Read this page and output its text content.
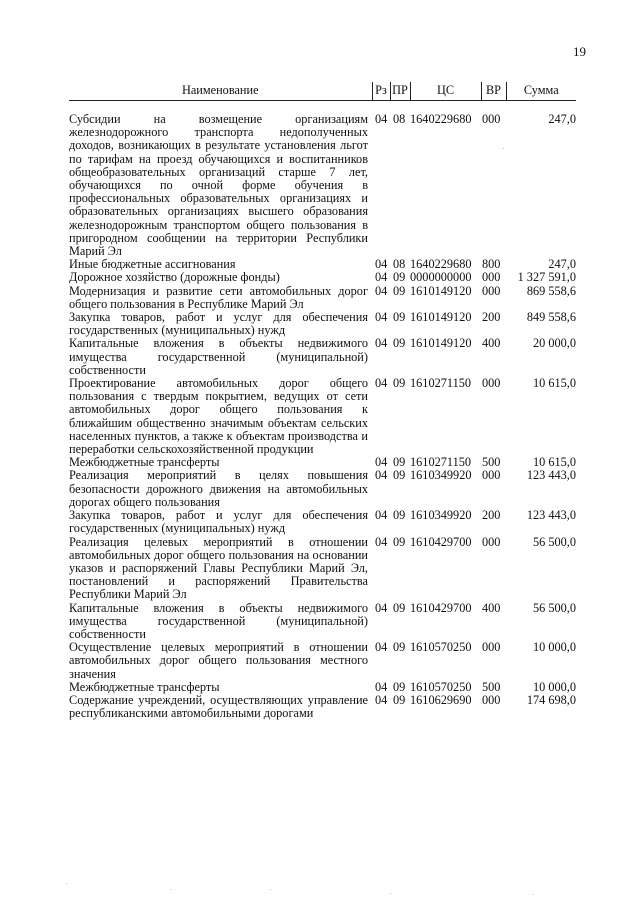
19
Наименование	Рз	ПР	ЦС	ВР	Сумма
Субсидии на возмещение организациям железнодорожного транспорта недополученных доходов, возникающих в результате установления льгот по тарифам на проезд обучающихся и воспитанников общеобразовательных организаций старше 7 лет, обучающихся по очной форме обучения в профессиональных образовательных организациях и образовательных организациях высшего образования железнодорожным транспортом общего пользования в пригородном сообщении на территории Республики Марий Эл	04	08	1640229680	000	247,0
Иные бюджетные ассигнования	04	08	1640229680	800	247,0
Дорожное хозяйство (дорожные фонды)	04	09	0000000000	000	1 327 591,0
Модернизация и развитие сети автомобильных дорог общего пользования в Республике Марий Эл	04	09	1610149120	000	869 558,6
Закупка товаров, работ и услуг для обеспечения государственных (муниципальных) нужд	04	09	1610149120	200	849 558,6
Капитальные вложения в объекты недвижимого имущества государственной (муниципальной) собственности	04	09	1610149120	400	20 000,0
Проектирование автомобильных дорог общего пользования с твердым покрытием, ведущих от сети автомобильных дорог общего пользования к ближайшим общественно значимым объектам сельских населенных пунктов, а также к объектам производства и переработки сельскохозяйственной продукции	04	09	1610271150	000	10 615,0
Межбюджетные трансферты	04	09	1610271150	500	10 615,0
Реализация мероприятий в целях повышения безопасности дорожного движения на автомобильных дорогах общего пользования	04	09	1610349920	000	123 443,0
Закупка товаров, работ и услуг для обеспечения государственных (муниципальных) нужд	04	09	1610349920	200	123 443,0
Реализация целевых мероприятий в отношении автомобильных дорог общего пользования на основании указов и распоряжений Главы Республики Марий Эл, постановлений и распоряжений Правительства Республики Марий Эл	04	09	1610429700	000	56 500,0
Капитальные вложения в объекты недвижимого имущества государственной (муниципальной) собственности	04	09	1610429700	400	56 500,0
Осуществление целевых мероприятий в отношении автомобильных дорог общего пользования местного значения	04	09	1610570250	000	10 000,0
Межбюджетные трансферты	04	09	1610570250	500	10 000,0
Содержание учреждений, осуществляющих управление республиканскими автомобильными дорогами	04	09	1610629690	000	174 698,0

•••••

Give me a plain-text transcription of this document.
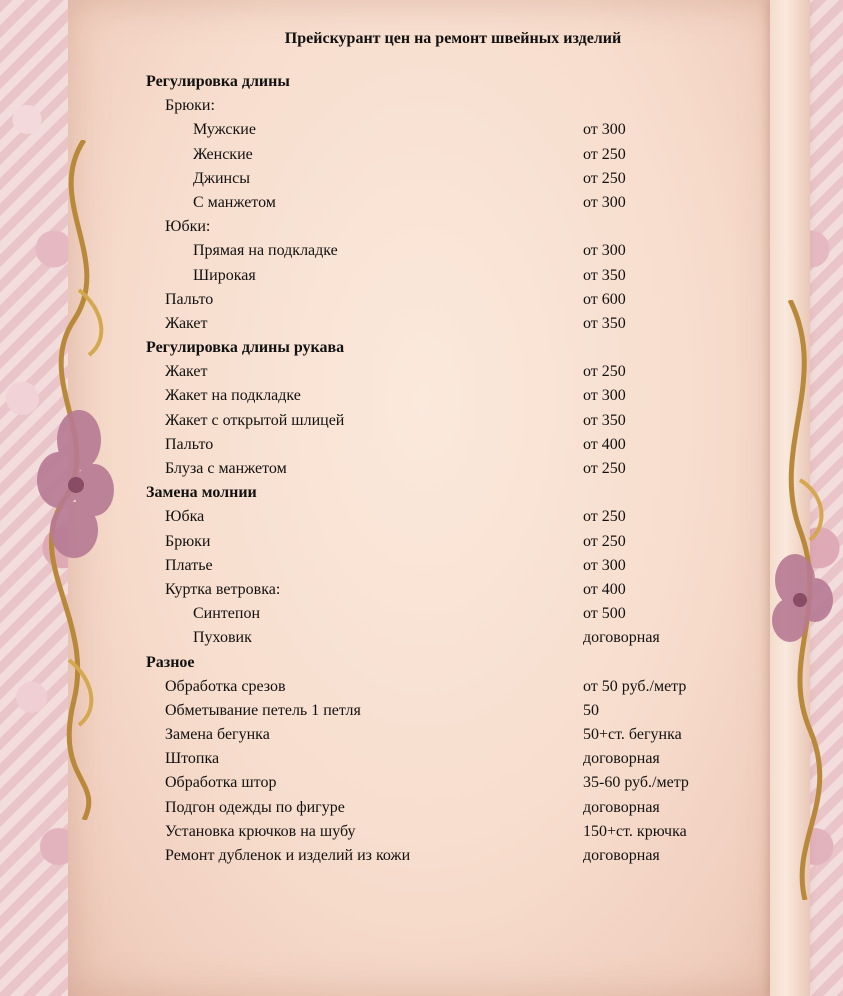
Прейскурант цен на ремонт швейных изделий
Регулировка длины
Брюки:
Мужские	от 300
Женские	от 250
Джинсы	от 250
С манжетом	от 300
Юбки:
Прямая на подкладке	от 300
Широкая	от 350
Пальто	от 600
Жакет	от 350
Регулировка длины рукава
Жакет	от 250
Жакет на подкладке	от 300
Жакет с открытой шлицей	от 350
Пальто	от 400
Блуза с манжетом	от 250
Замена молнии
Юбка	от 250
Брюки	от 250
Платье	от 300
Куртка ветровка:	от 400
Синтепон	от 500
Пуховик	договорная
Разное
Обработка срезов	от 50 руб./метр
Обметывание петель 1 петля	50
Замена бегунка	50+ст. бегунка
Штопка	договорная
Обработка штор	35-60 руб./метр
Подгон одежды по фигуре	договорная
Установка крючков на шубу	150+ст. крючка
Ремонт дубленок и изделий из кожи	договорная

•••••

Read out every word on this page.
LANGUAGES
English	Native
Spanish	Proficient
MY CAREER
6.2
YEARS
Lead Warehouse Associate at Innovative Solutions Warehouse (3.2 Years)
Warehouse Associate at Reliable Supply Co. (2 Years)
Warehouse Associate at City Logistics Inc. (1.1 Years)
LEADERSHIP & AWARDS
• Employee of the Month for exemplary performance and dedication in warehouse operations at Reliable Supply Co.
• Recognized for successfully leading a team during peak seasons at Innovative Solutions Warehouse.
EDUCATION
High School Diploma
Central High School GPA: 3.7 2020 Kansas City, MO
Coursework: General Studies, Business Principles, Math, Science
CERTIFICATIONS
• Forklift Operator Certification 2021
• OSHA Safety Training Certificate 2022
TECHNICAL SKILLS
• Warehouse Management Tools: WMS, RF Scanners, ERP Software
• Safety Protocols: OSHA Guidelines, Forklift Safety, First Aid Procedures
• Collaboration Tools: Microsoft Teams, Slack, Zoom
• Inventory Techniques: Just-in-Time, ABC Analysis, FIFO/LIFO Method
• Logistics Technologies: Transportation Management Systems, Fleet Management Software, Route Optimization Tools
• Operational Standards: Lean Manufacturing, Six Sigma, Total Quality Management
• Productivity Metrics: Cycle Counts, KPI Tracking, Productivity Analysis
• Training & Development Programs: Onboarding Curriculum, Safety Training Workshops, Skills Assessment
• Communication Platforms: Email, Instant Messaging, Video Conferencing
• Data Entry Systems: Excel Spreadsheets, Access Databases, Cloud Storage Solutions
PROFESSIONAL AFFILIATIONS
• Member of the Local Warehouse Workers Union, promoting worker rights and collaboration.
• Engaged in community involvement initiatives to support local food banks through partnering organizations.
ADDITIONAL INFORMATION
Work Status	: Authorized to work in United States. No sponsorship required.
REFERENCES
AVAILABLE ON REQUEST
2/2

•••••

Prompt:
In the entries above, count each line holding "Software" and report the total and nothing more.

Written response:
2